EXERCISE GOAL
Count the lines below that contain "Meteorological". Give only the number.

PROVIDED DATA

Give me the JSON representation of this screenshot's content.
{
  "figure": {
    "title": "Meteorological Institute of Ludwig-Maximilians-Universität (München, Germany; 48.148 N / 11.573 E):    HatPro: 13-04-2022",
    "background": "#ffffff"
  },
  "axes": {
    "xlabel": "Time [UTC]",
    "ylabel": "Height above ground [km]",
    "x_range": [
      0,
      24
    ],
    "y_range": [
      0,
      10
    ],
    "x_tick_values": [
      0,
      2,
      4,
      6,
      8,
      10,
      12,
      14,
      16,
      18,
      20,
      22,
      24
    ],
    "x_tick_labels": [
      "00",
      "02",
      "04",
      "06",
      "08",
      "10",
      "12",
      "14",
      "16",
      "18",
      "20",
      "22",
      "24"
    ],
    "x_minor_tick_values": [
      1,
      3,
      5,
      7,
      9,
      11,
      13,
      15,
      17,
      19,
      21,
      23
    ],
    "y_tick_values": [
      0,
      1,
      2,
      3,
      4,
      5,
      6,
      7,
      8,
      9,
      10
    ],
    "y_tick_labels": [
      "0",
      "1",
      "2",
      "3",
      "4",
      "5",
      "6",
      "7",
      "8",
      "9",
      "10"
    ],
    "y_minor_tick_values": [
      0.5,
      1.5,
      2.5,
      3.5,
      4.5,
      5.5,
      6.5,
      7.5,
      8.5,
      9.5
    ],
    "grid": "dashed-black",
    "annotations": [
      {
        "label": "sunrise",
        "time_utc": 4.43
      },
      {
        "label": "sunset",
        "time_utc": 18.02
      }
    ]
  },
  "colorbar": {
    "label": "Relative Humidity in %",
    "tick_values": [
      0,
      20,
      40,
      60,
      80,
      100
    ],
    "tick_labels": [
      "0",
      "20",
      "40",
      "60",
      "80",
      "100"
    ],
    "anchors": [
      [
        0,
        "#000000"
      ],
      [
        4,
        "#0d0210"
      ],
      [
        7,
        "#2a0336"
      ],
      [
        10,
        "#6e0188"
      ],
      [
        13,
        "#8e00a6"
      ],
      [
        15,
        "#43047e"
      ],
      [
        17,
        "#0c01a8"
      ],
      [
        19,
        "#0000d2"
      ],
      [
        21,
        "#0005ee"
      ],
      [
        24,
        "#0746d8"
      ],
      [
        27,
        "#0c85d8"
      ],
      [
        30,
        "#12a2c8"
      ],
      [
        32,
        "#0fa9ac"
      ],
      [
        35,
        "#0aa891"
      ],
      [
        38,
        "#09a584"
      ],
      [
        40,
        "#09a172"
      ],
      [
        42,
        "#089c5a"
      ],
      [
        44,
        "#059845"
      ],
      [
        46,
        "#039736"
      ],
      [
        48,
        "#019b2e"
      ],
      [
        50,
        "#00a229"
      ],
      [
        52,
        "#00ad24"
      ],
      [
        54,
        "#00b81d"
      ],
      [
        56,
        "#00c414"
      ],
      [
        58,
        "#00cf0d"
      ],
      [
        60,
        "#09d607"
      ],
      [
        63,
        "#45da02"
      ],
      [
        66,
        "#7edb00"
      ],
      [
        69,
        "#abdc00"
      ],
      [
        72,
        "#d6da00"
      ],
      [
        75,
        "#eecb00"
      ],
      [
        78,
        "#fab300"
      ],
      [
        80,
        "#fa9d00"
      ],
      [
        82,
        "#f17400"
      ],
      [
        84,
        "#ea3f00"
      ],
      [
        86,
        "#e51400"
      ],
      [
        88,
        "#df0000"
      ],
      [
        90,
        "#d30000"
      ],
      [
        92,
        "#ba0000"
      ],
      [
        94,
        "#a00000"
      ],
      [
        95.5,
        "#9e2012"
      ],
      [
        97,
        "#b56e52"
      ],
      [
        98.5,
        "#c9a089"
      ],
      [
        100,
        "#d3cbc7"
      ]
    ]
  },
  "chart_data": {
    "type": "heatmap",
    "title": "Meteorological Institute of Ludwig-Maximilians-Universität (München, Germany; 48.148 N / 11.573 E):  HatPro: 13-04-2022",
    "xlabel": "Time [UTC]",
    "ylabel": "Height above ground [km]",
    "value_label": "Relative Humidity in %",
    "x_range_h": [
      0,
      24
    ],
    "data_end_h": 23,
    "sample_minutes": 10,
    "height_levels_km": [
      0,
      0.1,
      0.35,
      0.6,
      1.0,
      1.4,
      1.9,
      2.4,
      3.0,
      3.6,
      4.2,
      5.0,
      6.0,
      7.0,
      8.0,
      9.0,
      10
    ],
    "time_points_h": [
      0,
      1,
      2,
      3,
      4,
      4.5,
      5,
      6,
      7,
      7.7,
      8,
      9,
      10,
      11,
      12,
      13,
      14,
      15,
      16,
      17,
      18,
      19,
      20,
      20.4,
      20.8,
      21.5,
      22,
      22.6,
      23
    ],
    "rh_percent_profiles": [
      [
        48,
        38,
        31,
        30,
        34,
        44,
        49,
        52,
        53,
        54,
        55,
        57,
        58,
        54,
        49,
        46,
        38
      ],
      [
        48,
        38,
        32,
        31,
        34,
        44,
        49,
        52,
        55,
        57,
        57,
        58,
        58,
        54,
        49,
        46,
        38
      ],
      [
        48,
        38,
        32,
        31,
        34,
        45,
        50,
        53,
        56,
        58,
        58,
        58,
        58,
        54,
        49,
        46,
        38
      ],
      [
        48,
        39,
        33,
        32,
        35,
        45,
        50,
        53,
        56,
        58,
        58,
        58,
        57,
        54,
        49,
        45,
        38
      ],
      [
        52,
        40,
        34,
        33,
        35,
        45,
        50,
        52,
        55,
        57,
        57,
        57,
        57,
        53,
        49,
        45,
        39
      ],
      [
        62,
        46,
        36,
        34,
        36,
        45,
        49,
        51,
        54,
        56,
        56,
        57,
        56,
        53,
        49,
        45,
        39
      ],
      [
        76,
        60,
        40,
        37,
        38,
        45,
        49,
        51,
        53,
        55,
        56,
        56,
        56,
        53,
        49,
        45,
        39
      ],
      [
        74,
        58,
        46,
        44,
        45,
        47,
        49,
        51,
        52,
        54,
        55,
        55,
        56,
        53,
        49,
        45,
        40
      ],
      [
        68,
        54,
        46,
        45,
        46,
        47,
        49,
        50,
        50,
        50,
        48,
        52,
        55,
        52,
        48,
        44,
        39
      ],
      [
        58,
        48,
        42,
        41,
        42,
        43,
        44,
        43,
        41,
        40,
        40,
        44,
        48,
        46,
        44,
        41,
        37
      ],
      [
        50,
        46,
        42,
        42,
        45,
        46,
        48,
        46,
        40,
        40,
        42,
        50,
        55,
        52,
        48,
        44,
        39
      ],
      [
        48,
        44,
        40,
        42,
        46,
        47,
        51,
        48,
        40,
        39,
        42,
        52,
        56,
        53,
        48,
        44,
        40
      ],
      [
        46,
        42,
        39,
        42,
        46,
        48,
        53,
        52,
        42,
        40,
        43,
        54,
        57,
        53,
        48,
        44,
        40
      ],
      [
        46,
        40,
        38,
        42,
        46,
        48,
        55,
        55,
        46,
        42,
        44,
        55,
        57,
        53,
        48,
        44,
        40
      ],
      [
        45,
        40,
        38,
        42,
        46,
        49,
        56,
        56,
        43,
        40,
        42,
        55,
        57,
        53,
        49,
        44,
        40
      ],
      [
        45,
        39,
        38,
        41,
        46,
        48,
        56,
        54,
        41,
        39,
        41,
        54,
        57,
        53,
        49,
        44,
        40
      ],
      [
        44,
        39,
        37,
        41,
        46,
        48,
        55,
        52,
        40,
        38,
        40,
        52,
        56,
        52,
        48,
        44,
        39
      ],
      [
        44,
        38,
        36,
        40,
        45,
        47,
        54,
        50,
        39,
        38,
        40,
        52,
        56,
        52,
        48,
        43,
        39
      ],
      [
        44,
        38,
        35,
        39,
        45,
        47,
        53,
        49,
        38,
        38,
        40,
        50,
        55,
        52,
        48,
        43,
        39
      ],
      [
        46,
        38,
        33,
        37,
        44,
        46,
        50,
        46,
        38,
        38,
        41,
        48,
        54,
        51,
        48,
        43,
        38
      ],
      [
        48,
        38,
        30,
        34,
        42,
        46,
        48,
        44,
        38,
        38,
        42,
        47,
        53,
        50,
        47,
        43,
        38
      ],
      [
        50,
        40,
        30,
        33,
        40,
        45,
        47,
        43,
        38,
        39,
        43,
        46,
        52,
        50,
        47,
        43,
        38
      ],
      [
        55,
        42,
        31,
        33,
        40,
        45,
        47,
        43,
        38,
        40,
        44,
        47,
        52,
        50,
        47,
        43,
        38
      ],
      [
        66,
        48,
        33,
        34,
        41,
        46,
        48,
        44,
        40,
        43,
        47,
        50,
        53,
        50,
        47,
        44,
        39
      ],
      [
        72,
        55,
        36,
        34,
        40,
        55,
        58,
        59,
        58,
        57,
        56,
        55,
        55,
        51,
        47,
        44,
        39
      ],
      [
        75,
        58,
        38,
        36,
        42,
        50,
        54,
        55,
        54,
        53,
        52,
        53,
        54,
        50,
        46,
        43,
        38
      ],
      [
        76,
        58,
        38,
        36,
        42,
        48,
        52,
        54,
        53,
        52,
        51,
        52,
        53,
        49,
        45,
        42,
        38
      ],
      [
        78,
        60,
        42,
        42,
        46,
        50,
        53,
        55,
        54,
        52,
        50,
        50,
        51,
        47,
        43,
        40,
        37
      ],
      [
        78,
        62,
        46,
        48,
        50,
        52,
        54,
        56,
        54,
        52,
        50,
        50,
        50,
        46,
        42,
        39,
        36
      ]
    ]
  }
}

FINISHED EXERCISE
2